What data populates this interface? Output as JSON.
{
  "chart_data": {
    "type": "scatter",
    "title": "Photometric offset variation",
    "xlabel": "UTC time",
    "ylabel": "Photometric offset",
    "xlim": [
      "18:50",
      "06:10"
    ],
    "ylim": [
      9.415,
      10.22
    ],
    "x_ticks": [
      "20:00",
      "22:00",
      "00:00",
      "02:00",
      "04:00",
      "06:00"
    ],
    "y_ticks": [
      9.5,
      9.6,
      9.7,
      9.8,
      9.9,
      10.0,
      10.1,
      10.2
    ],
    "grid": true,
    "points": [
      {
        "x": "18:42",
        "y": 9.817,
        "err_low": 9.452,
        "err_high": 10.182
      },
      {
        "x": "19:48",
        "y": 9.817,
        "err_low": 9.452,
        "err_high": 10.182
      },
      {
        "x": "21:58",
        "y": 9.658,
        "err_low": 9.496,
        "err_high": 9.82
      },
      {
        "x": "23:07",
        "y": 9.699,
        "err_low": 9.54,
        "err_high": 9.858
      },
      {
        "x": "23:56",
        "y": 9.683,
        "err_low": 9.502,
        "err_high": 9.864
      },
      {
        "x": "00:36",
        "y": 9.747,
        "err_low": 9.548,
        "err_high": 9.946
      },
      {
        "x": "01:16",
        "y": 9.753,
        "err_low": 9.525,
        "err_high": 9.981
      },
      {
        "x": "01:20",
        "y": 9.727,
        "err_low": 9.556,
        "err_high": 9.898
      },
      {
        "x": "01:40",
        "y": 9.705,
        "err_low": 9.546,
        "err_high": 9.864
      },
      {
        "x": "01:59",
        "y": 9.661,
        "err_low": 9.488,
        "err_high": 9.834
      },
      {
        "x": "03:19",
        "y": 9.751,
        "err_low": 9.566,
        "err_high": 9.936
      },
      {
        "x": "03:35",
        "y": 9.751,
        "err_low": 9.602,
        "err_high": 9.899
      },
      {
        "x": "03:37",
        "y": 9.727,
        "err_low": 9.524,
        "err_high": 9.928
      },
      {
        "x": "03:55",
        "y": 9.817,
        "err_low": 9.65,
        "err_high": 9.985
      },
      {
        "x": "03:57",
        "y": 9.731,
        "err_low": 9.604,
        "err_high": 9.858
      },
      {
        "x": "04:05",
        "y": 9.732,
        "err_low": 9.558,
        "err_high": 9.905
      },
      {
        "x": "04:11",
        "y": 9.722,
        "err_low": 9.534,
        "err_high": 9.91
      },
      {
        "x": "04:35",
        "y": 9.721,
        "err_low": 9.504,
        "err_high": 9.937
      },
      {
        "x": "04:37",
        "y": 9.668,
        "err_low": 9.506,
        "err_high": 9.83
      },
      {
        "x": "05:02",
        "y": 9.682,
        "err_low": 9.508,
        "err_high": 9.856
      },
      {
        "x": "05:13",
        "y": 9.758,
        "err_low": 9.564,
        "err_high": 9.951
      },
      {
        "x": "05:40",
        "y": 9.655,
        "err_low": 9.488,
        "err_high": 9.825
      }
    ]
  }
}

**Directions**
Go through the material and select each line with the string "offset" in it.

**Task answer**
    "title": "Photometric offset variation",
    "ylabel": "Photometric offset",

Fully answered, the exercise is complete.